• **What to produce**
Check each line of the material below for "text", then copy the ones that contain it.

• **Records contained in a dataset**
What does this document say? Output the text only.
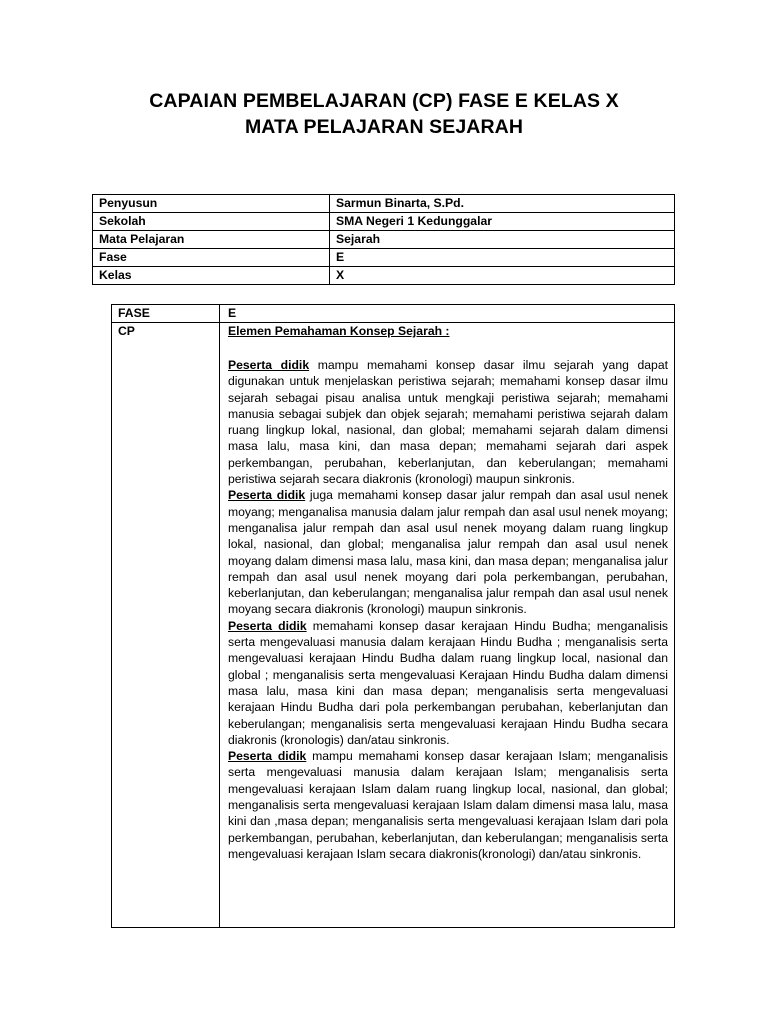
CAPAIAN PEMBELAJARAN (CP) FASE E KELAS X
MATA PELAJARAN SEJARAH
Penyusun	Sarmun Binarta, S.Pd.
Sekolah	SMA Negeri 1 Kedunggalar
Mata Pelajaran	Sejarah
Fase	E
Kelas	X
FASE	E
CP	Elemen Pemahaman Konsep Sejarah :
Peserta didik mampu memahami konsep dasar ilmu sejarah yang dapat digunakan untuk menjelaskan peristiwa sejarah; memahami konsep dasar ilmu sejarah sebagai pisau analisa untuk mengkaji peristiwa sejarah; memahami manusia sebagai subjek dan objek sejarah; memahami peristiwa sejarah dalam ruang lingkup lokal, nasional, dan global; memahami sejarah dalam dimensi masa lalu, masa kini, dan masa depan; memahami sejarah dari aspek perkembangan, perubahan, keberlanjutan, dan keberulangan; memahami peristiwa sejarah secara diakronis (kronologi) maupun sinkronis.
Peserta didik juga memahami konsep dasar jalur rempah dan asal usul nenek moyang; menganalisa manusia dalam jalur rempah dan asal usul nenek moyang; menganalisa jalur rempah dan asal usul nenek moyang dalam ruang lingkup lokal, nasional, dan global; menganalisa jalur rempah dan asal usul nenek moyang dalam dimensi masa lalu, masa kini, dan masa depan; menganalisa jalur rempah dan asal usul nenek moyang dari pola perkembangan, perubahan, keberlanjutan, dan keberulangan; menganalisa jalur rempah dan asal usul nenek moyang secara diakronis (kronologi) maupun sinkronis.
Peserta didik memahami konsep dasar kerajaan Hindu Budha; menganalisis serta mengevaluasi manusia dalam kerajaan Hindu Budha ; menganalisis serta mengevaluasi kerajaan Hindu Budha dalam ruang lingkup local, nasional dan global ; menganalisis serta mengevaluasi Kerajaan Hindu Budha dalam dimensi masa lalu, masa kini dan masa depan; menganalisis serta mengevaluasi kerajaan Hindu Budha dari pola perkembangan perubahan, keberlanjutan dan keberulangan; menganalisis serta mengevaluasi kerajaan Hindu Budha secara diakronis (kronologis) dan/atau sinkronis.
Peserta didik mampu memahami konsep dasar kerajaan Islam; menganalisis serta mengevaluasi manusia dalam kerajaan Islam; menganalisis serta mengevaluasi kerajaan Islam dalam ruang lingkup local, nasional, dan global; menganalisis serta mengevaluasi kerajaan Islam dalam dimensi masa lalu, masa kini dan ,masa depan; menganalisis serta mengevaluasi kerajaan Islam dari pola perkembangan, perubahan, keberlanjutan, dan keberulangan; menganalisis serta mengevaluasi kerajaan Islam secara diakronis(kronologi) dan/atau sinkronis.
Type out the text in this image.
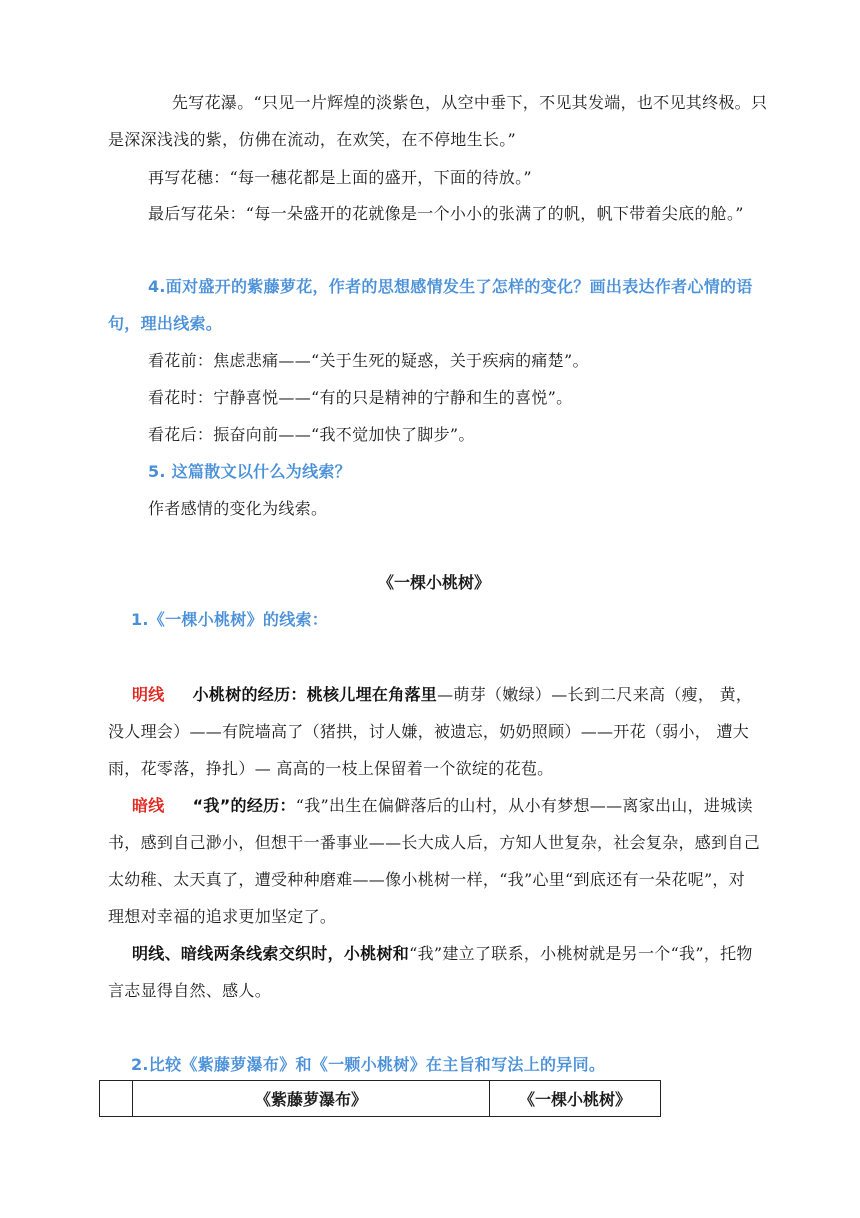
先写花瀑。“只见一片辉煌的淡紫色，从空中垂下，不见其发端，也不见其终极。只是深深浅浅的紫，仿佛在流动，在欢笑，在不停地生长。”

再写花穗：“每一穗花都是上面的盛开，下面的待放。”

最后写花朵：“每一朵盛开的花就像是一个小小的张满了的帆，帆下带着尖底的舱。”

4.面对盛开的紫藤萝花，作者的思想感情发生了怎样的变化？画出表达作者心情的语句，理出线索。

看花前：焦虑悲痛——“关于生死的疑惑，关于疾病的痛楚”。

看花时：宁静喜悦——“有的只是精神的宁静和生的喜悦”。

看花后：振奋向前——“我不觉加快了脚步”。

5. 这篇散文以什么为线索？

作者感情的变化为线索。

《一棵小桃树》

1.《一棵小桃树》的线索：

明线 小桃树的经历：桃核儿埋在角落里—萌芽（嫩绿）—长到二尺来高（瘦， 黄，没人理会）——有院墙高了（猪拱，讨人嫌，被遗忘，奶奶照顾）——开花（弱小， 遭大雨，花零落，挣扎）— 高高的一枝上保留着一个欲绽的花苞。

暗线 “我”的经历：“我”出生在偏僻落后的山村，从小有梦想——离家出山，进城读书，感到自己渺小，但想干一番事业——长大成人后，方知人世复杂，社会复杂，感到自己太幼稚、太天真了，遭受种种磨难——像小桃树一样，“我”心里“到底还有一朵花呢”，对理想对幸福的追求更加坚定了。

明线、暗线两条线索交织时，小桃树和“我”建立了联系，小桃树就是另一个“我”，托物言志显得自然、感人。

2.比较《紫藤萝瀑布》和《一颗小桃树》在主旨和写法上的异同。

	《紫藤萝瀑布》	《一棵小桃树》
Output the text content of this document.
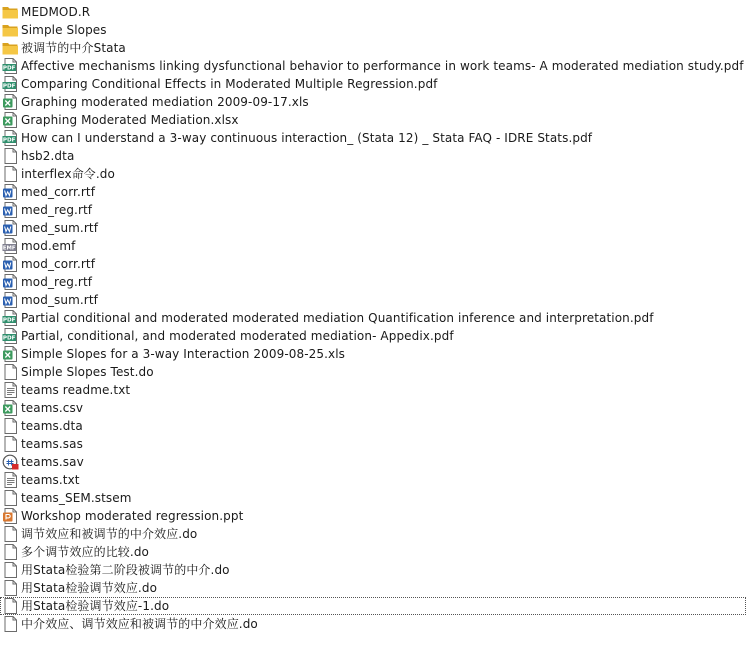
MEDMOD.R
Simple Slopes
被调节的中介Stata
PDF Affective mechanisms linking dysfunctional behavior to performance in work teams- A moderated mediation study.pdf
PDF Comparing Conditional Effects in Moderated Multiple Regression.pdf
Graphing moderated mediation 2009-09-17.xls
Graphing Moderated Mediation.xlsx
PDF How can I understand a 3-way continuous interaction_ (Stata 12) _ Stata FAQ - IDRE Stats.pdf
hsb2.dta
interflex命令.do
med_corr.rtf
med_reg.rtf
med_sum.rtf
EMF mod.emf
mod_corr.rtf
mod_reg.rtf
mod_sum.rtf
PDF Partial conditional and moderated moderated mediation Quantification inference and interpretation.pdf
PDF Partial, conditional, and moderated moderated mediation- Appedix.pdf
Simple Slopes for a 3-way Interaction 2009-08-25.xls
Simple Slopes Test.do
teams readme.txt
teams.csv
teams.dta
teams.sas
teams.sav
teams.txt
teams_SEM.stsem
Workshop moderated regression.ppt
调节效应和被调节的中介效应.do
多个调节效应的比较.do
用Stata检验第二阶段被调节的中介.do
用Stata检验调节效应.do
用Stata检验调节效应-1.do
中介效应、调节效应和被调节的中介效应.do
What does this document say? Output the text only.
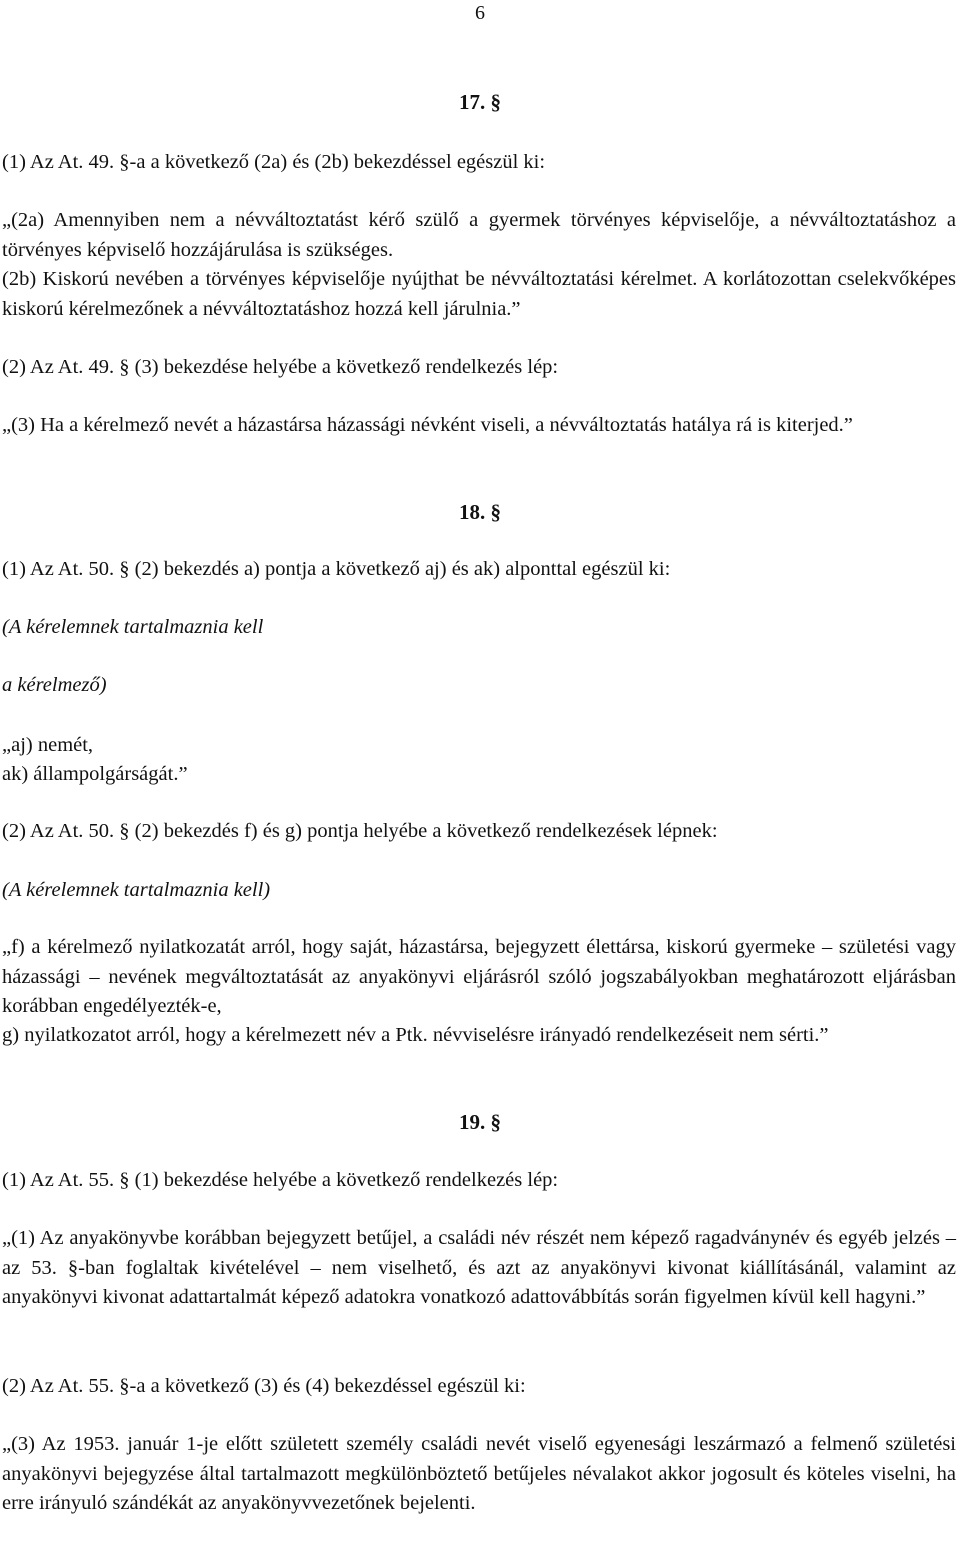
6
17. §

(1) Az At. 49. §-a a következő (2a) és (2b) bekezdéssel egészül ki:

„(2a) Amennyiben nem a névváltoztatást kérő szülő a gyermek törvényes képviselője, a névváltoztatáshoz a törvényes képviselő hozzájárulása is szükséges.

(2b) Kiskorú nevében a törvényes képviselője nyújthat be névváltoztatási kérelmet. A korlátozottan cselekvőképes kiskorú kérelmezőnek a névváltoztatáshoz hozzá kell járulnia.”

(2) Az At. 49. § (3) bekezdése helyébe a következő rendelkezés lép:

„(3) Ha a kérelmező nevét a házastársa házassági névként viseli, a névváltoztatás hatálya rá is kiterjed.”

18. §

(1) Az At. 50. § (2) bekezdés a) pontja a következő aj) és ak) alponttal egészül ki:

(A kérelemnek tartalmaznia kell

a kérelmező)

„aj) nemét,

ak) állampolgárságát.”

(2) Az At. 50. § (2) bekezdés f) és g) pontja helyébe a következő rendelkezések lépnek:

(A kérelemnek tartalmaznia kell)

„f) a kérelmező nyilatkozatát arról, hogy saját, házastársa, bejegyzett élettársa, kiskorú gyermeke – születési vagy házassági – nevének megváltoztatását az anyakönyvi eljárásról szóló jogszabályokban meghatározott eljárásban korábban engedélyezték-e,

g) nyilatkozatot arról, hogy a kérelmezett név a Ptk. névviselésre irányadó rendelkezéseit nem sérti.”

19. §

(1) Az At. 55. § (1) bekezdése helyébe a következő rendelkezés lép:

„(1) Az anyakönyvbe korábban bejegyzett betűjel, a családi név részét nem képező ragadványnév és egyéb jelzés – az 53. §-ban foglaltak kivételével – nem viselhető, és azt az anyakönyvi kivonat kiállításánál, valamint az anyakönyvi kivonat adattartalmát képező adatokra vonatkozó adattovábbítás során figyelmen kívül kell hagyni.”

(2) Az At. 55. §-a a következő (3) és (4) bekezdéssel egészül ki:

„(3) Az 1953. január 1-je előtt született személy családi nevét viselő egyenesági leszármazó a felmenő születési anyakönyvi bejegyzése által tartalmazott megkülönböztető betűjeles névalakot akkor jogosult és köteles viselni, ha erre irányuló szándékát az anyakönyvvezetőnek bejelenti.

• **Exercise response**
What does this document say? Output the text only.
Type out the text in this image.
Output the text content of this document.
What does this document say? Output the text only.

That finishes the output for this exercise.